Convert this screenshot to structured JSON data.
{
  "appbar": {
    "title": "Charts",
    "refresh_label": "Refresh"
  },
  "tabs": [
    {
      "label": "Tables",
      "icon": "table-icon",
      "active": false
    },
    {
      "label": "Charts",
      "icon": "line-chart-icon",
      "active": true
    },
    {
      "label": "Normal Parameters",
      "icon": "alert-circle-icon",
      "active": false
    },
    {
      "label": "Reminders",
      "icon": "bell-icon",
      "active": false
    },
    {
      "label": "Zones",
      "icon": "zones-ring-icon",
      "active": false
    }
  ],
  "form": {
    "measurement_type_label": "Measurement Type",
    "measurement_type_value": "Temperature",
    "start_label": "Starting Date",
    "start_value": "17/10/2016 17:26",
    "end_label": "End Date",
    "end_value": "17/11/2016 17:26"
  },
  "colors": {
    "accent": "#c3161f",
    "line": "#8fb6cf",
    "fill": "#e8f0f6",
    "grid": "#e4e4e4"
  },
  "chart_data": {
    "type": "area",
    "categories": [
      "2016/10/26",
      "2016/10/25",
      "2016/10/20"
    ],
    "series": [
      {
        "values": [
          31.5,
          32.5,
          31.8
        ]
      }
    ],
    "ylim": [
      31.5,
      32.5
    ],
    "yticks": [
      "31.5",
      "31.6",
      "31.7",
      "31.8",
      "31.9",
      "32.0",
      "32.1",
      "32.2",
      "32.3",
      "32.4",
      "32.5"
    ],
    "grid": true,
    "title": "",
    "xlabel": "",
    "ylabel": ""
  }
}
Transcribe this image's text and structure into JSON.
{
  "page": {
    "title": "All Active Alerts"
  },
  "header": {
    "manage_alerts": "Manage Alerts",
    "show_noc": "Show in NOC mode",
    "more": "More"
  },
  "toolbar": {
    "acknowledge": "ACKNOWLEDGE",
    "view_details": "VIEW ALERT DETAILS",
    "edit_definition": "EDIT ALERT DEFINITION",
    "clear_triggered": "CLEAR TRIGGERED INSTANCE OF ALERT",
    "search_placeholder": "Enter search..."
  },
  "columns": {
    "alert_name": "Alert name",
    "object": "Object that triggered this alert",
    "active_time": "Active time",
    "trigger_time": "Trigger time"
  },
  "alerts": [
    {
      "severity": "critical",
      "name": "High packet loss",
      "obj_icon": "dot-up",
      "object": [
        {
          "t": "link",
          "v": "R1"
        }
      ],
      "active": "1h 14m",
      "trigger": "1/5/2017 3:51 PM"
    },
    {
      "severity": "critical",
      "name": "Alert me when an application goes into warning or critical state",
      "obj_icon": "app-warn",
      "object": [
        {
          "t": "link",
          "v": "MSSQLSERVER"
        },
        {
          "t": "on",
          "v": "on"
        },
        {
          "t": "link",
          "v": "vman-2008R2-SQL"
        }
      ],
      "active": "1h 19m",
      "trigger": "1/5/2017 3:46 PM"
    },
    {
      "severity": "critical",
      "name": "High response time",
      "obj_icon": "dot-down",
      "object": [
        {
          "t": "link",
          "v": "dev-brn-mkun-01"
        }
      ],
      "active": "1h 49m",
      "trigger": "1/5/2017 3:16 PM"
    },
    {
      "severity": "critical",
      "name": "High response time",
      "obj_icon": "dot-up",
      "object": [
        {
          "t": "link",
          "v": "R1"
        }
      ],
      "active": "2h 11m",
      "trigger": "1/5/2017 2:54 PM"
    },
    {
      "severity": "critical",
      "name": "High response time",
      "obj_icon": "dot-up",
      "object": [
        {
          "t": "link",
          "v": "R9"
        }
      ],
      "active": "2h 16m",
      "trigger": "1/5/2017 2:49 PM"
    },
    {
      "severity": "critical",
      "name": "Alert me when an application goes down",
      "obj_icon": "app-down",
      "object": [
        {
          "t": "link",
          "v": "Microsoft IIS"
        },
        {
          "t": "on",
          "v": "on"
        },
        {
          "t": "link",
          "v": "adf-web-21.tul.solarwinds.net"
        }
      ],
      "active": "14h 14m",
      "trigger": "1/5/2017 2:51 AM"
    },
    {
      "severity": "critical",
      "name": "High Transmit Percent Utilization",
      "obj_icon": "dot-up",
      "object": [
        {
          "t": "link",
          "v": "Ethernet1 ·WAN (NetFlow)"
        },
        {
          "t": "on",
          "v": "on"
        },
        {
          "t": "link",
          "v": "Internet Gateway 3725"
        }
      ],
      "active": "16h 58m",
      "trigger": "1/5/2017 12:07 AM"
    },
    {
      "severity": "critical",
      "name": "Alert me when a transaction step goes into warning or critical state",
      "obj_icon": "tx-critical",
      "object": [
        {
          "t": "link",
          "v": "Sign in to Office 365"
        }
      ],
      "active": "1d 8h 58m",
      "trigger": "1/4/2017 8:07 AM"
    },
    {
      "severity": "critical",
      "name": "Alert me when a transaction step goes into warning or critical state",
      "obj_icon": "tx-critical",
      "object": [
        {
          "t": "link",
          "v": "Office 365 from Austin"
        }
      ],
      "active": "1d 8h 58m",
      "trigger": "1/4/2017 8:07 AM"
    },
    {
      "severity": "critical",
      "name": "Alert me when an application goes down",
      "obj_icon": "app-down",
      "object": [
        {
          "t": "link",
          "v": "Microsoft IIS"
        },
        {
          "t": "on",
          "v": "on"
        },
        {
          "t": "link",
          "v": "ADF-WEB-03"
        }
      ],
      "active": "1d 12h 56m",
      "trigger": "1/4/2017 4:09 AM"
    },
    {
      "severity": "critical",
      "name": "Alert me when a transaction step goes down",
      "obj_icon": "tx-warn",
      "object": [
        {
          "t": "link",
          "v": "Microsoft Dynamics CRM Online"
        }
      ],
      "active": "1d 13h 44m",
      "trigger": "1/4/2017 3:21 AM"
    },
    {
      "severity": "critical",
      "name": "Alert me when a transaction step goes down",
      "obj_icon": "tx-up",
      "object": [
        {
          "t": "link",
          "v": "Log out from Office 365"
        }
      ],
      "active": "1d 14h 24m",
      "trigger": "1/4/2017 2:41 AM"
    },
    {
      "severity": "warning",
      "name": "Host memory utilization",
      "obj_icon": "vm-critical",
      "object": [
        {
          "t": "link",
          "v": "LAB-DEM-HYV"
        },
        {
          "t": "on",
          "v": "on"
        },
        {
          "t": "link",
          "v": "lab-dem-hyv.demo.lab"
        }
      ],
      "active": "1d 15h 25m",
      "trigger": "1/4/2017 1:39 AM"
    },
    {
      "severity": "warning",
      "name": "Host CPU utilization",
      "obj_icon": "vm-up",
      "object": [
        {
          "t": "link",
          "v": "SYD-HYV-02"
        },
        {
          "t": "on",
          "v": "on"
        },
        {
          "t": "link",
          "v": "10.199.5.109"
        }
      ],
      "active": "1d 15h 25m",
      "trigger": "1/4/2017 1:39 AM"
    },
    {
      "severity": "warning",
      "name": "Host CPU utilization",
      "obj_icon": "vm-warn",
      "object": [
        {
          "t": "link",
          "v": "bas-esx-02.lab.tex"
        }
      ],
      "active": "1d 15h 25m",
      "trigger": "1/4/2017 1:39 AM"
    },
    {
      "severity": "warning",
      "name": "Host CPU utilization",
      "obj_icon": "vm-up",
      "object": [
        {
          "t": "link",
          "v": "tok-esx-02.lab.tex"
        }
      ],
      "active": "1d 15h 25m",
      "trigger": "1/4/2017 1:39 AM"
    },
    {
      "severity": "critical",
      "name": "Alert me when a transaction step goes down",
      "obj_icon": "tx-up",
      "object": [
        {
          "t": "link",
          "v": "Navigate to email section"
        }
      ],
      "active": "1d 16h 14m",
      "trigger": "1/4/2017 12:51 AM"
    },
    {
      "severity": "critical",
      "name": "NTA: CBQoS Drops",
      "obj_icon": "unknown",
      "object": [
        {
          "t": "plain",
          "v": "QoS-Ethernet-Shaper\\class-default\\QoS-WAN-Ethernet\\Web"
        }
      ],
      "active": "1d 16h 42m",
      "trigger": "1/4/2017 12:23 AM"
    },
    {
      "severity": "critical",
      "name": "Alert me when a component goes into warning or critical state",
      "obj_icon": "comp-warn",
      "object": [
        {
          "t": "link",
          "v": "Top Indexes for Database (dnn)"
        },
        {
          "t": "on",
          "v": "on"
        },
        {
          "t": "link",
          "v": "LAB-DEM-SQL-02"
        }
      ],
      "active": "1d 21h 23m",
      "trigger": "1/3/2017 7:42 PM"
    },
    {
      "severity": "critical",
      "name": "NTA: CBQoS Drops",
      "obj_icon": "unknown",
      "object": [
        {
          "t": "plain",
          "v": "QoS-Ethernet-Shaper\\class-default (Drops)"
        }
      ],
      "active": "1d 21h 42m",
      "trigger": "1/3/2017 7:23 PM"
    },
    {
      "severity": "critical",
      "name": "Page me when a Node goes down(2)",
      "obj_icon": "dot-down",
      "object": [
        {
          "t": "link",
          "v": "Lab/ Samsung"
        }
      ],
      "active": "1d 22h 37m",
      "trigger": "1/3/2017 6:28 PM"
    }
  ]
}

Stated task.
Say the number of lines in the listing that hold "title", with no added words.

Reply to the exercise.
3